EXERCISE TASK
A faithful transcription of all the data is required.

DATA SUPPLIED
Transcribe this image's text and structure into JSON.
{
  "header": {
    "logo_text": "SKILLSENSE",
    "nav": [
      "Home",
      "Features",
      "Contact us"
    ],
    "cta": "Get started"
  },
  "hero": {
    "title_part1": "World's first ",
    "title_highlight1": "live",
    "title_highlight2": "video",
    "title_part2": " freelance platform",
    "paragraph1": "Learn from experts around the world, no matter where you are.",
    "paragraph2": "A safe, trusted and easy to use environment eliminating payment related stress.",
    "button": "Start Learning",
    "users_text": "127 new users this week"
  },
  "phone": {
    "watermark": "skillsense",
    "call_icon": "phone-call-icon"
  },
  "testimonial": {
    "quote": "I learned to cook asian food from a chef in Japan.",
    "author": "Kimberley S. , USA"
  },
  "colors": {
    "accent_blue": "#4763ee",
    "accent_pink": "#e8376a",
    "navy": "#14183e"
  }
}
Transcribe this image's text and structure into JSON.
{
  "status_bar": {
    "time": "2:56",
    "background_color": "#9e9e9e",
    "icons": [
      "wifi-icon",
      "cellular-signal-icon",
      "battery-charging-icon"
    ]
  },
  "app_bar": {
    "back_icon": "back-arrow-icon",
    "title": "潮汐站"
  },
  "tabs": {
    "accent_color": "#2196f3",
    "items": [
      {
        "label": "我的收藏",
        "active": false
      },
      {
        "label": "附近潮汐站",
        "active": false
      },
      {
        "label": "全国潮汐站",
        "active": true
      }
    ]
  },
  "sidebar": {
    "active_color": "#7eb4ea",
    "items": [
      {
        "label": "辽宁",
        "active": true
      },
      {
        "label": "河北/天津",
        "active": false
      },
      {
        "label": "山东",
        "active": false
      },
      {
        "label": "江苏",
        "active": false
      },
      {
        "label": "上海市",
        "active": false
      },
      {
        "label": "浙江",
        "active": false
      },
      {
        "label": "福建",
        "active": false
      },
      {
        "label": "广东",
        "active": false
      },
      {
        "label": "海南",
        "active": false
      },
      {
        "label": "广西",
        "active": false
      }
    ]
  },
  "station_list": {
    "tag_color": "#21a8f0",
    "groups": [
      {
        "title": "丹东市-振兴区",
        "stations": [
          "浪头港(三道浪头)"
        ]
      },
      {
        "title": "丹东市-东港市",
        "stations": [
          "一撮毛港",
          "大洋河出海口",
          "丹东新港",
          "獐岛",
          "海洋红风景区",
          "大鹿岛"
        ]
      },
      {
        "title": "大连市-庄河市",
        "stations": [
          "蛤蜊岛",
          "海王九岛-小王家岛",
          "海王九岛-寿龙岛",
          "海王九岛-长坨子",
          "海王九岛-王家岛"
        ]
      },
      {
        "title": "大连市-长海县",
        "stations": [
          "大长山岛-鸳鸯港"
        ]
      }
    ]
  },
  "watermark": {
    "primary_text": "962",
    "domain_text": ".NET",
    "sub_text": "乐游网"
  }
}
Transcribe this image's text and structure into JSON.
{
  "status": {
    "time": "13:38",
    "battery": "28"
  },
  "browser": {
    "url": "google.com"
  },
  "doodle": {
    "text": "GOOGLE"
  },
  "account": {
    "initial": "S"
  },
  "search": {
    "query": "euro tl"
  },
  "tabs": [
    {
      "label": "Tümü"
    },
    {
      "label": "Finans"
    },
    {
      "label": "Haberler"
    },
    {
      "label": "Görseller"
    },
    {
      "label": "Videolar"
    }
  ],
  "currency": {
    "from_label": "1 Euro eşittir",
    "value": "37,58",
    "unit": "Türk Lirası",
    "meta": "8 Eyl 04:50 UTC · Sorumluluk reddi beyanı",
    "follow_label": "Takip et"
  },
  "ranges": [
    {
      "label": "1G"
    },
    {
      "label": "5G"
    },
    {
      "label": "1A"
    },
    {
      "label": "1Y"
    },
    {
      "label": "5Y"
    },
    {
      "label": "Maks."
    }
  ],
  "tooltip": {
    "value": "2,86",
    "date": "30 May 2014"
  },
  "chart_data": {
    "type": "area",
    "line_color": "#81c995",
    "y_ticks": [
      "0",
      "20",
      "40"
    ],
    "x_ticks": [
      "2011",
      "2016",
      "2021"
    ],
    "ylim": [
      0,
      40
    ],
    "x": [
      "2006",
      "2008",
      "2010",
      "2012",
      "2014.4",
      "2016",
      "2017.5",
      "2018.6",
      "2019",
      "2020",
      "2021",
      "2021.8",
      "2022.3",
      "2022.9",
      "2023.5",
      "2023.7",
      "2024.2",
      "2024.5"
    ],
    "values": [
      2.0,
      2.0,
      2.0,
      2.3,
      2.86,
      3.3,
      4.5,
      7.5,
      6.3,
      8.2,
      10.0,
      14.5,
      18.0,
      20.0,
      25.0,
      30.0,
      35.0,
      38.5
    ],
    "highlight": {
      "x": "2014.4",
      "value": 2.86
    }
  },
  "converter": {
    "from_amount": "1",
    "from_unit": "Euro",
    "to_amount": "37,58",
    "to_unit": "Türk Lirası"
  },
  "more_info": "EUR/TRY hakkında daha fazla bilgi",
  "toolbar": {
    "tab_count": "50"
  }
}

ANSWER TO THE TASK
Transcribe this image's text and structure into JSON.
{
  "header": {
    "logo_text": "SKILLSENSE",
    "nav": [
      "Home",
      "Features",
      "Contact us"
    ],
    "cta": "Get started"
  },
  "hero": {
    "title_part1": "World's first ",
    "title_highlight1": "live",
    "title_highlight2": "video",
    "title_part2": " freelance platform",
    "paragraph1": "Learn from experts around the world, no matter where you are.",
    "paragraph2": "A safe, trusted and easy to use environment eliminating payment related stress.",
    "button": "Start Learning",
    "users_text": "127 new users this week"
  },
  "phone": {
    "watermark": "skillsense",
    "call_icon": "phone-call-icon"
  },
  "testimonial": {
    "quote": "I learned to cook asian food from a chef in Japan.",
    "author": "Kimberley S. , USA"
  },
  "colors": {
    "accent_blue": "#4763ee",
    "accent_pink": "#e8376a",
    "navy": "#14183e"
  }
}
Transcribe this image's text and structure into JSON.
{
  "status_bar": {
    "time": "2:56",
    "background_color": "#9e9e9e",
    "icons": [
      "wifi-icon",
      "cellular-signal-icon",
      "battery-charging-icon"
    ]
  },
  "app_bar": {
    "back_icon": "back-arrow-icon",
    "title": "潮汐站"
  },
  "tabs": {
    "accent_color": "#2196f3",
    "items": [
      {
        "label": "我的收藏",
        "active": false
      },
      {
        "label": "附近潮汐站",
        "active": false
      },
      {
        "label": "全国潮汐站",
        "active": true
      }
    ]
  },
  "sidebar": {
    "active_color": "#7eb4ea",
    "items": [
      {
        "label": "辽宁",
        "active": true
      },
      {
        "label": "河北/天津",
        "active": false
      },
      {
        "label": "山东",
        "active": false
      },
      {
        "label": "江苏",
        "active": false
      },
      {
        "label": "上海市",
        "active": false
      },
      {
        "label": "浙江",
        "active": false
      },
      {
        "label": "福建",
        "active": false
      },
      {
        "label": "广东",
        "active": false
      },
      {
        "label": "海南",
        "active": false
      },
      {
        "label": "广西",
        "active": false
      }
    ]
  },
  "station_list": {
    "tag_color": "#21a8f0",
    "groups": [
      {
        "title": "丹东市-振兴区",
        "stations": [
          "浪头港(三道浪头)"
        ]
      },
      {
        "title": "丹东市-东港市",
        "stations": [
          "一撮毛港",
          "大洋河出海口",
          "丹东新港",
          "獐岛",
          "海洋红风景区",
          "大鹿岛"
        ]
      },
      {
        "title": "大连市-庄河市",
        "stations": [
          "蛤蜊岛",
          "海王九岛-小王家岛",
          "海王九岛-寿龙岛",
          "海王九岛-长坨子",
          "海王九岛-王家岛"
        ]
      },
      {
        "title": "大连市-长海县",
        "stations": [
          "大长山岛-鸳鸯港"
        ]
      }
    ]
  },
  "watermark": {
    "primary_text": "962",
    "domain_text": ".NET",
    "sub_text": "乐游网"
  }
}
Transcribe this image's text and structure into JSON.
{
  "status": {
    "time": "13:38",
    "battery": "28"
  },
  "browser": {
    "url": "google.com"
  },
  "doodle": {
    "text": "GOOGLE"
  },
  "account": {
    "initial": "S"
  },
  "search": {
    "query": "euro tl"
  },
  "tabs": [
    {
      "label": "Tümü"
    },
    {
      "label": "Finans"
    },
    {
      "label": "Haberler"
    },
    {
      "label": "Görseller"
    },
    {
      "label": "Videolar"
    }
  ],
  "currency": {
    "from_label": "1 Euro eşittir",
    "value": "37,58",
    "unit": "Türk Lirası",
    "meta": "8 Eyl 04:50 UTC · Sorumluluk reddi beyanı",
    "follow_label": "Takip et"
  },
  "ranges": [
    {
      "label": "1G"
    },
    {
      "label": "5G"
    },
    {
      "label": "1A"
    },
    {
      "label": "1Y"
    },
    {
      "label": "5Y"
    },
    {
      "label": "Maks."
    }
  ],
  "tooltip": {
    "value": "2,86",
    "date": "30 May 2014"
  },
  "chart_data": {
    "type": "area",
    "line_color": "#81c995",
    "y_ticks": [
      "0",
      "20",
      "40"
    ],
    "x_ticks": [
      "2011",
      "2016",
      "2021"
    ],
    "ylim": [
      0,
      40
    ],
    "x": [
      "2006",
      "2008",
      "2010",
      "2012",
      "2014.4",
      "2016",
      "2017.5",
      "2018.6",
      "2019",
      "2020",
      "2021",
      "2021.8",
      "2022.3",
      "2022.9",
      "2023.5",
      "2023.7",
      "2024.2",
      "2024.5"
    ],
    "values": [
      2.0,
      2.0,
      2.0,
      2.3,
      2.86,
      3.3,
      4.5,
      7.5,
      6.3,
      8.2,
      10.0,
      14.5,
      18.0,
      20.0,
      25.0,
      30.0,
      35.0,
      38.5
    ],
    "highlight": {
      "x": "2014.4",
      "value": 2.86
    }
  },
  "converter": {
    "from_amount": "1",
    "from_unit": "Euro",
    "to_amount": "37,58",
    "to_unit": "Türk Lirası"
  },
  "more_info": "EUR/TRY hakkında daha fazla bilgi",
  "toolbar": {
    "tab_count": "50"
  }
}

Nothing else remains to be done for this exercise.